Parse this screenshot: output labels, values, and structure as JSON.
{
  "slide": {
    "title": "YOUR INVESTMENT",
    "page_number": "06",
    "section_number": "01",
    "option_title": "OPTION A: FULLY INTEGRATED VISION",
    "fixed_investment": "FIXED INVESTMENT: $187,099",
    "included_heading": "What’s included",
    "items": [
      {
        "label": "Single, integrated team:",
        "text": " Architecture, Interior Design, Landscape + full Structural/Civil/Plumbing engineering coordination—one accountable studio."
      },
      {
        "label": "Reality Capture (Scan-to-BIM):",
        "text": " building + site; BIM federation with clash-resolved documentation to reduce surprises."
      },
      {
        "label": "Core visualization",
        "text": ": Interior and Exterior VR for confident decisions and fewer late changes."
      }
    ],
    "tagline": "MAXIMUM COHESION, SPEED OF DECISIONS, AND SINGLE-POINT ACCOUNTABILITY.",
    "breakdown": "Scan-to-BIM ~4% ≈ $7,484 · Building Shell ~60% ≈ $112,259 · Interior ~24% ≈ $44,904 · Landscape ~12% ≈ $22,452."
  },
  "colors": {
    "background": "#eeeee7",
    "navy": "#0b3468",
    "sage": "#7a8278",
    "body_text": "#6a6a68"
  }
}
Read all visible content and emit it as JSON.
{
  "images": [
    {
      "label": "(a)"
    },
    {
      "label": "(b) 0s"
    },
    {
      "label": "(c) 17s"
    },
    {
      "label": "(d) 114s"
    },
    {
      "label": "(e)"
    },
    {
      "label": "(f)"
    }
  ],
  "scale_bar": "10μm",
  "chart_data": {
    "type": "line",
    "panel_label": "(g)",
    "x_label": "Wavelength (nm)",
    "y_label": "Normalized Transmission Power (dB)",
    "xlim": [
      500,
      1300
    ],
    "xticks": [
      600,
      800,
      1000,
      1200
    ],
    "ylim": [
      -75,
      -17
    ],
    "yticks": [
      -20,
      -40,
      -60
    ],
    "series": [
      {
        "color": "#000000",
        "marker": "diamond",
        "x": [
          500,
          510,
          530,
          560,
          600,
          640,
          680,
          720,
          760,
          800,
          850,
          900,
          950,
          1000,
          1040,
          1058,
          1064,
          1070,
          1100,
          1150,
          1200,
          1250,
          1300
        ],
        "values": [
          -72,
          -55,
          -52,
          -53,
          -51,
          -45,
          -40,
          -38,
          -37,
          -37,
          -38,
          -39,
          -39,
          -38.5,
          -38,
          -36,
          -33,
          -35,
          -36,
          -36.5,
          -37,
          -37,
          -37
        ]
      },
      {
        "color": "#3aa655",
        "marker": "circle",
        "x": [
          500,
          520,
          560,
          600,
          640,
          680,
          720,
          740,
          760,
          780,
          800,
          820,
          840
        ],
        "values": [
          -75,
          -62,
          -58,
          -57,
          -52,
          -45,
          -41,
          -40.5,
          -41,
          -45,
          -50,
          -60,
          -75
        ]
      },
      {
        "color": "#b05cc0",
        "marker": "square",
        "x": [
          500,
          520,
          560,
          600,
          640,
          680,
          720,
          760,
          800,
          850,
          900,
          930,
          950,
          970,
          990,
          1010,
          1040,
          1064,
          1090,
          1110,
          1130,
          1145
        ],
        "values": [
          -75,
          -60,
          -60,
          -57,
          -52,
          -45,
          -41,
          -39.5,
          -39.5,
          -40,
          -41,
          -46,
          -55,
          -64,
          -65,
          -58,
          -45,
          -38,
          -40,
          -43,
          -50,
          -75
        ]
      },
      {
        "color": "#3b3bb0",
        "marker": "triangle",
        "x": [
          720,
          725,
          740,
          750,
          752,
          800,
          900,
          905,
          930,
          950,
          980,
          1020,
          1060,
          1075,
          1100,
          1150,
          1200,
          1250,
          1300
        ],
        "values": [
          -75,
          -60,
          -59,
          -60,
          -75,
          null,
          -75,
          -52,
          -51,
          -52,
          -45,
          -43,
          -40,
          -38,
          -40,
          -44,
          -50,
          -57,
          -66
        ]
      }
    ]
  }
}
◆ ◆ ◆ ◆ ◆ ◆ ◆
Extract every record. Keep wording exact.

§ **OUTPUT OF THE EXERCISE**:
Parse this screenshot: output labels, values, and structure as JSON.
{
  "slide": {
    "title": "YOUR INVESTMENT",
    "page_number": "06",
    "section_number": "01",
    "option_title": "OPTION A: FULLY INTEGRATED VISION",
    "fixed_investment": "FIXED INVESTMENT: $187,099",
    "included_heading": "What’s included",
    "items": [
      {
        "label": "Single, integrated team:",
        "text": " Architecture, Interior Design, Landscape + full Structural/Civil/Plumbing engineering coordination—one accountable studio."
      },
      {
        "label": "Reality Capture (Scan-to-BIM):",
        "text": " building + site; BIM federation with clash-resolved documentation to reduce surprises."
      },
      {
        "label": "Core visualization",
        "text": ": Interior and Exterior VR for confident decisions and fewer late changes."
      }
    ],
    "tagline": "MAXIMUM COHESION, SPEED OF DECISIONS, AND SINGLE-POINT ACCOUNTABILITY.",
    "breakdown": "Scan-to-BIM ~4% ≈ $7,484 · Building Shell ~60% ≈ $112,259 · Interior ~24% ≈ $44,904 · Landscape ~12% ≈ $22,452."
  },
  "colors": {
    "background": "#eeeee7",
    "navy": "#0b3468",
    "sage": "#7a8278",
    "body_text": "#6a6a68"
  }
}
Read all visible content and emit it as JSON.
{
  "images": [
    {
      "label": "(a)"
    },
    {
      "label": "(b) 0s"
    },
    {
      "label": "(c) 17s"
    },
    {
      "label": "(d) 114s"
    },
    {
      "label": "(e)"
    },
    {
      "label": "(f)"
    }
  ],
  "scale_bar": "10μm",
  "chart_data": {
    "type": "line",
    "panel_label": "(g)",
    "x_label": "Wavelength (nm)",
    "y_label": "Normalized Transmission Power (dB)",
    "xlim": [
      500,
      1300
    ],
    "xticks": [
      600,
      800,
      1000,
      1200
    ],
    "ylim": [
      -75,
      -17
    ],
    "yticks": [
      -20,
      -40,
      -60
    ],
    "series": [
      {
        "color": "#000000",
        "marker": "diamond",
        "x": [
          500,
          510,
          530,
          560,
          600,
          640,
          680,
          720,
          760,
          800,
          850,
          900,
          950,
          1000,
          1040,
          1058,
          1064,
          1070,
          1100,
          1150,
          1200,
          1250,
          1300
        ],
        "values": [
          -72,
          -55,
          -52,
          -53,
          -51,
          -45,
          -40,
          -38,
          -37,
          -37,
          -38,
          -39,
          -39,
          -38.5,
          -38,
          -36,
          -33,
          -35,
          -36,
          -36.5,
          -37,
          -37,
          -37
        ]
      },
      {
        "color": "#3aa655",
        "marker": "circle",
        "x": [
          500,
          520,
          560,
          600,
          640,
          680,
          720,
          740,
          760,
          780,
          800,
          820,
          840
        ],
        "values": [
          -75,
          -62,
          -58,
          -57,
          -52,
          -45,
          -41,
          -40.5,
          -41,
          -45,
          -50,
          -60,
          -75
        ]
      },
      {
        "color": "#b05cc0",
        "marker": "square",
        "x": [
          500,
          520,
          560,
          600,
          640,
          680,
          720,
          760,
          800,
          850,
          900,
          930,
          950,
          970,
          990,
          1010,
          1040,
          1064,
          1090,
          1110,
          1130,
          1145
        ],
        "values": [
          -75,
          -60,
          -60,
          -57,
          -52,
          -45,
          -41,
          -39.5,
          -39.5,
          -40,
          -41,
          -46,
          -55,
          -64,
          -65,
          -58,
          -45,
          -38,
          -40,
          -43,
          -50,
          -75
        ]
      },
      {
        "color": "#3b3bb0",
        "marker": "triangle",
        "x": [
          720,
          725,
          740,
          750,
          752,
          800,
          900,
          905,
          930,
          950,
          980,
          1020,
          1060,
          1075,
          1100,
          1150,
          1200,
          1250,
          1300
        ],
        "values": [
          -75,
          -60,
          -59,
          -60,
          -75,
          null,
          -75,
          -52,
          -51,
          -52,
          -45,
          -43,
          -40,
          -38,
          -40,
          -44,
          -50,
          -57,
          -66
        ]
      }
    ]
  }
}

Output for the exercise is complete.